Word for word, give the data again without its pictures.

Source material below:

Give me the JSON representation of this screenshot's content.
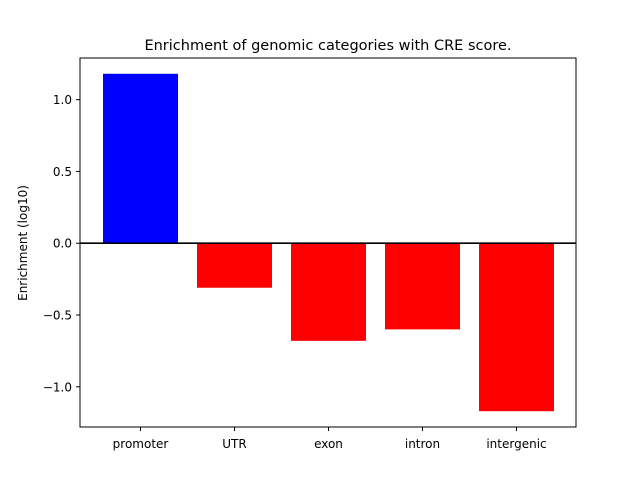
{
  "chart_data": {
    "type": "bar",
    "title": "Enrichment of genomic categories with CRE score.",
    "xlabel": "",
    "ylabel": "Enrichment (log10)",
    "categories": [
      "promoter",
      "UTR",
      "exon",
      "intron",
      "intergenic"
    ],
    "values": [
      1.18,
      -0.31,
      -0.68,
      -0.6,
      -1.17
    ],
    "colors": [
      "#0000ff",
      "#ff0000",
      "#ff0000",
      "#ff0000",
      "#ff0000"
    ],
    "ylim": [
      -1.28,
      1.29
    ],
    "yticks": [
      {
        "value": 1.0,
        "label": "1.0"
      },
      {
        "value": 0.5,
        "label": "0.5"
      },
      {
        "value": 0.0,
        "label": "0.0"
      },
      {
        "value": -0.5,
        "label": "−0.5"
      },
      {
        "value": -1.0,
        "label": "−1.0"
      }
    ],
    "zero_line": true,
    "grid": false
  }
}
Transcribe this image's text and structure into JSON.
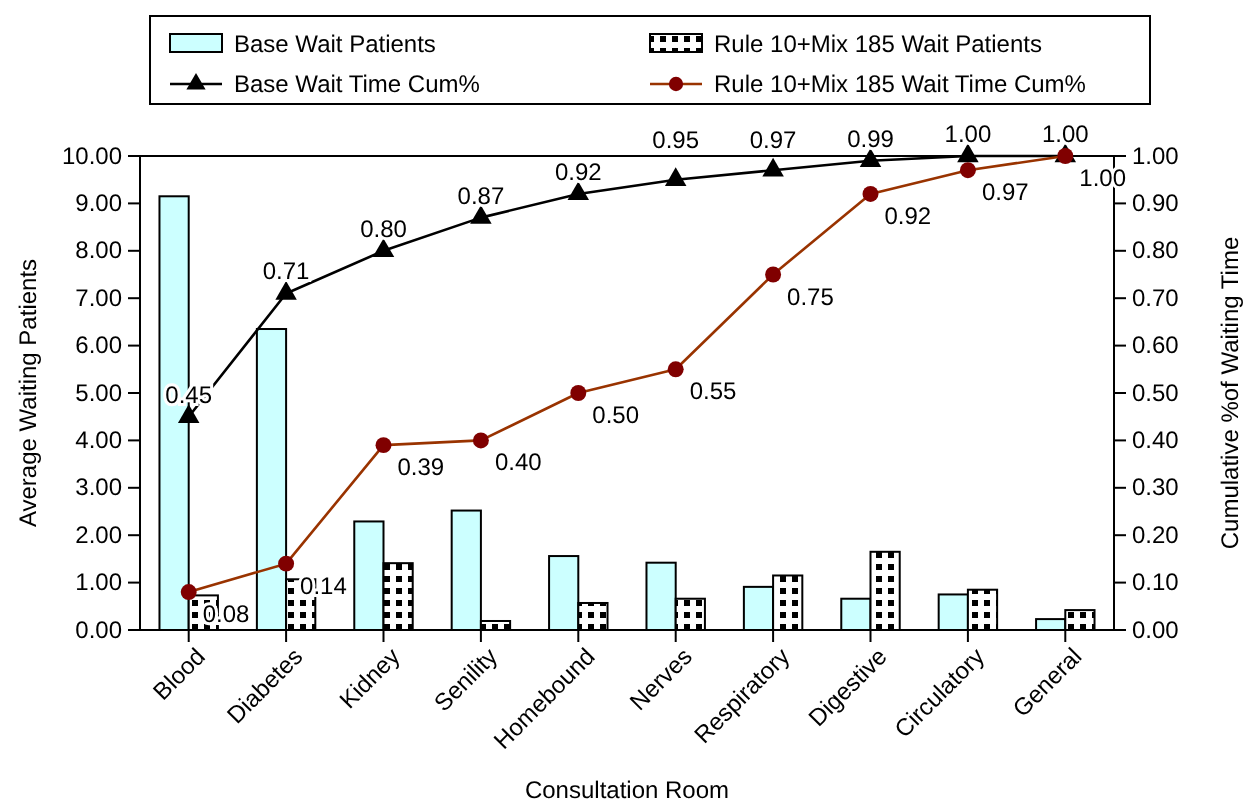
{
  "chart_data": {
    "type": "bar",
    "xlabel": "Consultation Room",
    "ylabel": "Average Waiting Patients",
    "y2label": "Cumulative %of Waiting Time",
    "categories": [
      "Blood",
      "Diabetes",
      "Kidney",
      "Senility",
      "Homebound",
      "Nerves",
      "Respiratory",
      "Digestive",
      "Circulatory",
      "General"
    ],
    "series": [
      {
        "name": "Base Wait Patients",
        "color": "#ccffff",
        "values": [
          9.15,
          6.35,
          2.29,
          2.52,
          1.56,
          1.42,
          0.91,
          0.66,
          0.75,
          0.23
        ]
      },
      {
        "name": "Rule 10+Mix 185 Wait Patients",
        "color": "#000000",
        "values": [
          0.73,
          1.07,
          1.41,
          0.19,
          0.57,
          0.66,
          1.15,
          1.65,
          0.85,
          0.42
        ]
      },
      {
        "name": "Base Wait Time Cum%",
        "type": "line",
        "axis": "y2",
        "color": "#000000",
        "marker": "triangle",
        "values": [
          0.45,
          0.71,
          0.8,
          0.87,
          0.92,
          0.95,
          0.97,
          0.99,
          1.0,
          1.0
        ],
        "value_labels": [
          "0.45",
          "0.71",
          "0.80",
          "0.87",
          "0.92",
          "0.95",
          "0.97",
          "0.99",
          "1.00",
          "1.00"
        ]
      },
      {
        "name": "Rule 10+Mix 185 Wait Time Cum%",
        "type": "line",
        "axis": "y2",
        "color": "#993300",
        "marker": "circle",
        "values": [
          0.08,
          0.14,
          0.39,
          0.4,
          0.5,
          0.55,
          0.75,
          0.92,
          0.97,
          1.0
        ],
        "value_labels": [
          "0.08",
          "0.14",
          "0.39",
          "0.40",
          "0.50",
          "0.55",
          "0.75",
          "0.92",
          "0.97",
          "1.00"
        ]
      }
    ],
    "ylim": [
      0,
      10
    ],
    "yticks": [
      {
        "value": 0,
        "label": "0.00"
      },
      {
        "value": 1,
        "label": "1.00"
      },
      {
        "value": 2,
        "label": "2.00"
      },
      {
        "value": 3,
        "label": "3.00"
      },
      {
        "value": 4,
        "label": "4.00"
      },
      {
        "value": 5,
        "label": "5.00"
      },
      {
        "value": 6,
        "label": "6.00"
      },
      {
        "value": 7,
        "label": "7.00"
      },
      {
        "value": 8,
        "label": "8.00"
      },
      {
        "value": 9,
        "label": "9.00"
      },
      {
        "value": 10,
        "label": "10.00"
      }
    ],
    "y2lim": [
      0,
      1
    ],
    "y2ticks": [
      {
        "value": 0,
        "label": "0.00"
      },
      {
        "value": 0.1,
        "label": "0.10"
      },
      {
        "value": 0.2,
        "label": "0.20"
      },
      {
        "value": 0.3,
        "label": "0.30"
      },
      {
        "value": 0.4,
        "label": "0.40"
      },
      {
        "value": 0.5,
        "label": "0.50"
      },
      {
        "value": 0.6,
        "label": "0.60"
      },
      {
        "value": 0.7,
        "label": "0.70"
      },
      {
        "value": 0.8,
        "label": "0.80"
      },
      {
        "value": 0.9,
        "label": "0.90"
      },
      {
        "value": 1,
        "label": "1.00"
      }
    ],
    "legend": "top",
    "grid": false
  }
}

End of Source material.

_Output of the task_:
Give me the JSON representation of this screenshot's content.
{
  "chart_data": {
    "type": "bar",
    "title": "Enrichment of genomic categories with CRE score.",
    "xlabel": "",
    "ylabel": "Enrichment (log10)",
    "categories": [
      "promoter",
      "UTR",
      "exon",
      "intron",
      "intergenic"
    ],
    "values": [
      1.18,
      -0.31,
      -0.68,
      -0.6,
      -1.17
    ],
    "colors": [
      "#0000ff",
      "#ff0000",
      "#ff0000",
      "#ff0000",
      "#ff0000"
    ],
    "ylim": [
      -1.28,
      1.29
    ],
    "yticks": [
      {
        "value": 1.0,
        "label": "1.0"
      },
      {
        "value": 0.5,
        "label": "0.5"
      },
      {
        "value": 0.0,
        "label": "0.0"
      },
      {
        "value": -0.5,
        "label": "−0.5"
      },
      {
        "value": -1.0,
        "label": "−1.0"
      }
    ],
    "zero_line": true,
    "grid": false
  }
}
Transcribe this image's text and structure into JSON.
{
  "chart_data": {
    "type": "bar",
    "xlabel": "Consultation Room",
    "ylabel": "Average Waiting Patients",
    "y2label": "Cumulative %of Waiting Time",
    "categories": [
      "Blood",
      "Diabetes",
      "Kidney",
      "Senility",
      "Homebound",
      "Nerves",
      "Respiratory",
      "Digestive",
      "Circulatory",
      "General"
    ],
    "series": [
      {
        "name": "Base Wait Patients",
        "color": "#ccffff",
        "values": [
          9.15,
          6.35,
          2.29,
          2.52,
          1.56,
          1.42,
          0.91,
          0.66,
          0.75,
          0.23
        ]
      },
      {
        "name": "Rule 10+Mix 185 Wait Patients",
        "color": "#000000",
        "values": [
          0.73,
          1.07,
          1.41,
          0.19,
          0.57,
          0.66,
          1.15,
          1.65,
          0.85,
          0.42
        ]
      },
      {
        "name": "Base Wait Time Cum%",
        "type": "line",
        "axis": "y2",
        "color": "#000000",
        "marker": "triangle",
        "values": [
          0.45,
          0.71,
          0.8,
          0.87,
          0.92,
          0.95,
          0.97,
          0.99,
          1.0,
          1.0
        ],
        "value_labels": [
          "0.45",
          "0.71",
          "0.80",
          "0.87",
          "0.92",
          "0.95",
          "0.97",
          "0.99",
          "1.00",
          "1.00"
        ]
      },
      {
        "name": "Rule 10+Mix 185 Wait Time Cum%",
        "type": "line",
        "axis": "y2",
        "color": "#993300",
        "marker": "circle",
        "values": [
          0.08,
          0.14,
          0.39,
          0.4,
          0.5,
          0.55,
          0.75,
          0.92,
          0.97,
          1.0
        ],
        "value_labels": [
          "0.08",
          "0.14",
          "0.39",
          "0.40",
          "0.50",
          "0.55",
          "0.75",
          "0.92",
          "0.97",
          "1.00"
        ]
      }
    ],
    "ylim": [
      0,
      10
    ],
    "yticks": [
      {
        "value": 0,
        "label": "0.00"
      },
      {
        "value": 1,
        "label": "1.00"
      },
      {
        "value": 2,
        "label": "2.00"
      },
      {
        "value": 3,
        "label": "3.00"
      },
      {
        "value": 4,
        "label": "4.00"
      },
      {
        "value": 5,
        "label": "5.00"
      },
      {
        "value": 6,
        "label": "6.00"
      },
      {
        "value": 7,
        "label": "7.00"
      },
      {
        "value": 8,
        "label": "8.00"
      },
      {
        "value": 9,
        "label": "9.00"
      },
      {
        "value": 10,
        "label": "10.00"
      }
    ],
    "y2lim": [
      0,
      1
    ],
    "y2ticks": [
      {
        "value": 0,
        "label": "0.00"
      },
      {
        "value": 0.1,
        "label": "0.10"
      },
      {
        "value": 0.2,
        "label": "0.20"
      },
      {
        "value": 0.3,
        "label": "0.30"
      },
      {
        "value": 0.4,
        "label": "0.40"
      },
      {
        "value": 0.5,
        "label": "0.50"
      },
      {
        "value": 0.6,
        "label": "0.60"
      },
      {
        "value": 0.7,
        "label": "0.70"
      },
      {
        "value": 0.8,
        "label": "0.80"
      },
      {
        "value": 0.9,
        "label": "0.90"
      },
      {
        "value": 1,
        "label": "1.00"
      }
    ],
    "legend": "top",
    "grid": false
  }
}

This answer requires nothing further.